◆ YOUR TASK
Print each line of the listing once more, precisely as given.

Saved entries
┌──

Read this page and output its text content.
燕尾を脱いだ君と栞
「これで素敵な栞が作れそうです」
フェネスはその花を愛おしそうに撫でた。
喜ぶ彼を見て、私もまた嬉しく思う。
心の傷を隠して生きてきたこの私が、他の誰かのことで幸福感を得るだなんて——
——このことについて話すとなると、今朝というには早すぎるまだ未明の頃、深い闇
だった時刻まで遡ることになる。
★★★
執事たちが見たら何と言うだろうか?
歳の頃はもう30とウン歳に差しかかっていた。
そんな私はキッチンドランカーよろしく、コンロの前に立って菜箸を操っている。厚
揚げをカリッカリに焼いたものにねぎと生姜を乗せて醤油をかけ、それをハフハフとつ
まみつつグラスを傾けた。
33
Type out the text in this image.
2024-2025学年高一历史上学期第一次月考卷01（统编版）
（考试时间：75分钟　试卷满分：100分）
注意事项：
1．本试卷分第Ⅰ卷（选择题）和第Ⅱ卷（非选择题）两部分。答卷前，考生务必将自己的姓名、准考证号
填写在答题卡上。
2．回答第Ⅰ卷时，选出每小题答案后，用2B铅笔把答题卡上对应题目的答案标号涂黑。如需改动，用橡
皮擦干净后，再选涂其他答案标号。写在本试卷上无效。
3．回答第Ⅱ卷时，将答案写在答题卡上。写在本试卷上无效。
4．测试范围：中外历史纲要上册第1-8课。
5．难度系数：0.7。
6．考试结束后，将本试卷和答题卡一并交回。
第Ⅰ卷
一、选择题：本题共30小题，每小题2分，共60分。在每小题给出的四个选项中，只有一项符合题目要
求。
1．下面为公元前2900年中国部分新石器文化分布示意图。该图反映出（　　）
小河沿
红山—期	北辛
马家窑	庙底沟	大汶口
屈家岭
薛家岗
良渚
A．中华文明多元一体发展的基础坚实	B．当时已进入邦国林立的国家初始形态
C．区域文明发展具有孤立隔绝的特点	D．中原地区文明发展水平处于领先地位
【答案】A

└──

◆ EXPECTED ANSWER
Read this page and output its text content.
燕尾を脱いだ君と栞
「これで素敵な栞が作れそうです」
フェネスはその花を愛おしそうに撫でた。
喜ぶ彼を見て、私もまた嬉しく思う。
心の傷を隠して生きてきたこの私が、他の誰かのことで幸福感を得るだなんて——
——このことについて話すとなると、今朝というには早すぎるまだ未明の頃、深い闇
だった時刻まで遡ることになる。
★★★
執事たちが見たら何と言うだろうか?
歳の頃はもう30とウン歳に差しかかっていた。
そんな私はキッチンドランカーよろしく、コンロの前に立って菜箸を操っている。厚
揚げをカリッカリに焼いたものにねぎと生姜を乗せて醤油をかけ、それをハフハフとつ
まみつつグラスを傾けた。
33
Type out the text in this image.
2024-2025学年高一历史上学期第一次月考卷01（统编版）
（考试时间：75分钟　试卷满分：100分）
注意事项：
1．本试卷分第Ⅰ卷（选择题）和第Ⅱ卷（非选择题）两部分。答卷前，考生务必将自己的姓名、准考证号
填写在答题卡上。
2．回答第Ⅰ卷时，选出每小题答案后，用2B铅笔把答题卡上对应题目的答案标号涂黑。如需改动，用橡
皮擦干净后，再选涂其他答案标号。写在本试卷上无效。
3．回答第Ⅱ卷时，将答案写在答题卡上。写在本试卷上无效。
4．测试范围：中外历史纲要上册第1-8课。
5．难度系数：0.7。
6．考试结束后，将本试卷和答题卡一并交回。
第Ⅰ卷
一、选择题：本题共30小题，每小题2分，共60分。在每小题给出的四个选项中，只有一项符合题目要
求。
1．下面为公元前2900年中国部分新石器文化分布示意图。该图反映出（　　）
小河沿
红山—期	北辛
马家窑	庙底沟	大汶口
屈家岭
薛家岗
良渚
A．中华文明多元一体发展的基础坚实	B．当时已进入邦国林立的国家初始形态
C．区域文明发展具有孤立隔绝的特点	D．中原地区文明发展水平处于领先地位
【答案】A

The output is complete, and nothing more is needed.